What is required: All records below must be retyped exactly.

______________________________

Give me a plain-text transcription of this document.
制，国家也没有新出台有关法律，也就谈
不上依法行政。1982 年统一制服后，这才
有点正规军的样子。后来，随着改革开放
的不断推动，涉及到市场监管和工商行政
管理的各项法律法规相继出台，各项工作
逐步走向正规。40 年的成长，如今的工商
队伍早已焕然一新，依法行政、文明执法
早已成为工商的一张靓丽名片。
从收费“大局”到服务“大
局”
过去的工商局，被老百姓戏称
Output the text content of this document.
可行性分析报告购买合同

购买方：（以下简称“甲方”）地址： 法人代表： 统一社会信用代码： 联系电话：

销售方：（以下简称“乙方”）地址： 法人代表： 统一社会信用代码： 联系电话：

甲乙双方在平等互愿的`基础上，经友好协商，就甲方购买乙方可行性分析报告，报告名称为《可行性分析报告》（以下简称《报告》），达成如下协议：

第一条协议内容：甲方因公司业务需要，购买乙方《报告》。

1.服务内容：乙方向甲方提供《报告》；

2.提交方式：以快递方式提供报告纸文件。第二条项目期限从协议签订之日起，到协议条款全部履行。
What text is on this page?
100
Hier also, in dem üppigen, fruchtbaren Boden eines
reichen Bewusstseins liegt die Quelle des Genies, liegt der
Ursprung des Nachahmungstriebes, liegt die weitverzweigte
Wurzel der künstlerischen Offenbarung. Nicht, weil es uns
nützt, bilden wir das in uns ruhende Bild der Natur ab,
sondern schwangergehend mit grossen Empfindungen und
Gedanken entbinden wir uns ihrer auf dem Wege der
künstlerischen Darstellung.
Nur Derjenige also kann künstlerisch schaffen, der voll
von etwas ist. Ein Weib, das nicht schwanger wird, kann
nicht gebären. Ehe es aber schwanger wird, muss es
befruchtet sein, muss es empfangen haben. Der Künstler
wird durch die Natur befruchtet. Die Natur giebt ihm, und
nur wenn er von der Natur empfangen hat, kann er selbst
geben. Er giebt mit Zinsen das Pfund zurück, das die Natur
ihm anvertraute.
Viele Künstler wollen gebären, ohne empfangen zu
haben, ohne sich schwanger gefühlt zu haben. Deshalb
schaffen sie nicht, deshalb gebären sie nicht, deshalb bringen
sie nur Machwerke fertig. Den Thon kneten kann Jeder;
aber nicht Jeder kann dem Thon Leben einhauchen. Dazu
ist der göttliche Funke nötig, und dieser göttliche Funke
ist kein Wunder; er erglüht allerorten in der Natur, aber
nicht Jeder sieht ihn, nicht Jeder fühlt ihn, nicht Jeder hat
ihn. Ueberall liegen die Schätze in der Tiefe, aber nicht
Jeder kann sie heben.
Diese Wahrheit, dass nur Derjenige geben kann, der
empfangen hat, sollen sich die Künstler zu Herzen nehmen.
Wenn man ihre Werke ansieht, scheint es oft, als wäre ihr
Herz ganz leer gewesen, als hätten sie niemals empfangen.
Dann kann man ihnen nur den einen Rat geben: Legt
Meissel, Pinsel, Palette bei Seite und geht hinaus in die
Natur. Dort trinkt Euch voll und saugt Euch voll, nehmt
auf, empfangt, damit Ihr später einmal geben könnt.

______________________________

Task result:
Give me a plain-text transcription of this document.
制，国家也没有新出台有关法律，也就谈
不上依法行政。1982 年统一制服后，这才
有点正规军的样子。后来，随着改革开放
的不断推动，涉及到市场监管和工商行政
管理的各项法律法规相继出台，各项工作
逐步走向正规。40 年的成长，如今的工商
队伍早已焕然一新，依法行政、文明执法
早已成为工商的一张靓丽名片。
从收费“大局”到服务“大
局”
过去的工商局，被老百姓戏称
Output the text content of this document.
可行性分析报告购买合同

购买方：（以下简称“甲方”）地址： 法人代表： 统一社会信用代码： 联系电话：

销售方：（以下简称“乙方”）地址： 法人代表： 统一社会信用代码： 联系电话：

甲乙双方在平等互愿的`基础上，经友好协商，就甲方购买乙方可行性分析报告，报告名称为《可行性分析报告》（以下简称《报告》），达成如下协议：

第一条协议内容：甲方因公司业务需要，购买乙方《报告》。

1.服务内容：乙方向甲方提供《报告》；

2.提交方式：以快递方式提供报告纸文件。第二条项目期限从协议签订之日起，到协议条款全部履行。
What text is on this page?
100
Hier also, in dem üppigen, fruchtbaren Boden eines
reichen Bewusstseins liegt die Quelle des Genies, liegt der
Ursprung des Nachahmungstriebes, liegt die weitverzweigte
Wurzel der künstlerischen Offenbarung. Nicht, weil es uns
nützt, bilden wir das in uns ruhende Bild der Natur ab,
sondern schwangergehend mit grossen Empfindungen und
Gedanken entbinden wir uns ihrer auf dem Wege der
künstlerischen Darstellung.
Nur Derjenige also kann künstlerisch schaffen, der voll
von etwas ist. Ein Weib, das nicht schwanger wird, kann
nicht gebären. Ehe es aber schwanger wird, muss es
befruchtet sein, muss es empfangen haben. Der Künstler
wird durch die Natur befruchtet. Die Natur giebt ihm, und
nur wenn er von der Natur empfangen hat, kann er selbst
geben. Er giebt mit Zinsen das Pfund zurück, das die Natur
ihm anvertraute.
Viele Künstler wollen gebären, ohne empfangen zu
haben, ohne sich schwanger gefühlt zu haben. Deshalb
schaffen sie nicht, deshalb gebären sie nicht, deshalb bringen
sie nur Machwerke fertig. Den Thon kneten kann Jeder;
aber nicht Jeder kann dem Thon Leben einhauchen. Dazu
ist der göttliche Funke nötig, und dieser göttliche Funke
ist kein Wunder; er erglüht allerorten in der Natur, aber
nicht Jeder sieht ihn, nicht Jeder fühlt ihn, nicht Jeder hat
ihn. Ueberall liegen die Schätze in der Tiefe, aber nicht
Jeder kann sie heben.
Diese Wahrheit, dass nur Derjenige geben kann, der
empfangen hat, sollen sich die Künstler zu Herzen nehmen.
Wenn man ihre Werke ansieht, scheint es oft, als wäre ihr
Herz ganz leer gewesen, als hätten sie niemals empfangen.
Dann kann man ihnen nur den einen Rat geben: Legt
Meissel, Pinsel, Palette bei Seite und geht hinaus in die
Natur. Dort trinkt Euch voll und saugt Euch voll, nehmt
auf, empfangt, damit Ihr später einmal geben könnt.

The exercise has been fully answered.